Copy out each line of the data that holds the word "剧中台词".

— BEGIN Extracted information —

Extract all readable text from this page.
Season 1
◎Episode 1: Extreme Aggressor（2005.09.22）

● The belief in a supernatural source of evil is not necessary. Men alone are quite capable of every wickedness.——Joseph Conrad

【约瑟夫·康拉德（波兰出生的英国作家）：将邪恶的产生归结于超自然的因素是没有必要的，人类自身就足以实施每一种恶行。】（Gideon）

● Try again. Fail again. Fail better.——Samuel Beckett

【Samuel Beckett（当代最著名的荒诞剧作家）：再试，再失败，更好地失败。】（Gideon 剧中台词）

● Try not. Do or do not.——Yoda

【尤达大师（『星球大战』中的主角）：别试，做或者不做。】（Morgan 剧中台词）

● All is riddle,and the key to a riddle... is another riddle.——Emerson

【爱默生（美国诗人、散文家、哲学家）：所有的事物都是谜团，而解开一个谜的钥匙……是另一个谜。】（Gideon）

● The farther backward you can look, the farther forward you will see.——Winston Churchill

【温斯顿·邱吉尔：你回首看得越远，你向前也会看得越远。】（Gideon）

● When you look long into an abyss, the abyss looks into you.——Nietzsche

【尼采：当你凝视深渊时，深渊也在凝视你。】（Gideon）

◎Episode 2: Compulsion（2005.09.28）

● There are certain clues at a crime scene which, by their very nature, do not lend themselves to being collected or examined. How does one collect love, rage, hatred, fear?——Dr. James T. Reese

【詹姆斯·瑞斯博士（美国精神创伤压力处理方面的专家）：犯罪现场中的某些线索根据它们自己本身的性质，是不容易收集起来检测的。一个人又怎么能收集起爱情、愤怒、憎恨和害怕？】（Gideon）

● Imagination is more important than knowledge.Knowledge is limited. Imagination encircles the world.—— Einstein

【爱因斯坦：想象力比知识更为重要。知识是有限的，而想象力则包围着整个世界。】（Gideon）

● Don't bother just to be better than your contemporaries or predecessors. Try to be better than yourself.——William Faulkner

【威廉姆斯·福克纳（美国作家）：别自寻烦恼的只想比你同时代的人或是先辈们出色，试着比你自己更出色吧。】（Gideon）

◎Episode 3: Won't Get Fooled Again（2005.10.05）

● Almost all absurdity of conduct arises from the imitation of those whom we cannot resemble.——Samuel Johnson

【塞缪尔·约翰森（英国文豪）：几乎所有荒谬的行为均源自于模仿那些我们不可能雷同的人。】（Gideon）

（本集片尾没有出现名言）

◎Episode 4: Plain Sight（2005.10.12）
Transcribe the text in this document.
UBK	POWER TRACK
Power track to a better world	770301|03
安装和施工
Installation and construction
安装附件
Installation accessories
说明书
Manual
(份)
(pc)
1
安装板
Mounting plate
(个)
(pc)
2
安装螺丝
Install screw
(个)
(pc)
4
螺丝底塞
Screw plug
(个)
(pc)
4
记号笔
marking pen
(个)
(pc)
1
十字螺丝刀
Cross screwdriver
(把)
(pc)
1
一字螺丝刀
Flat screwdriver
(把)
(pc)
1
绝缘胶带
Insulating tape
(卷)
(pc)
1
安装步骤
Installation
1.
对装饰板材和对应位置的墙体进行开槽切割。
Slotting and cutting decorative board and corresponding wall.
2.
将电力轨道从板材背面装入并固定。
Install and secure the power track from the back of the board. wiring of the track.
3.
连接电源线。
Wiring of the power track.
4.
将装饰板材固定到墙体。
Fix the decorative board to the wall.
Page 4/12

— END Extracted information —

▸ **Response**
【Samuel Beckett（当代最著名的荒诞剧作家）：再试，再失败，更好地失败。】（Gideon 剧中台词）
【尤达大师（『星球大战』中的主角）：别试，做或者不做。】（Morgan 剧中台词）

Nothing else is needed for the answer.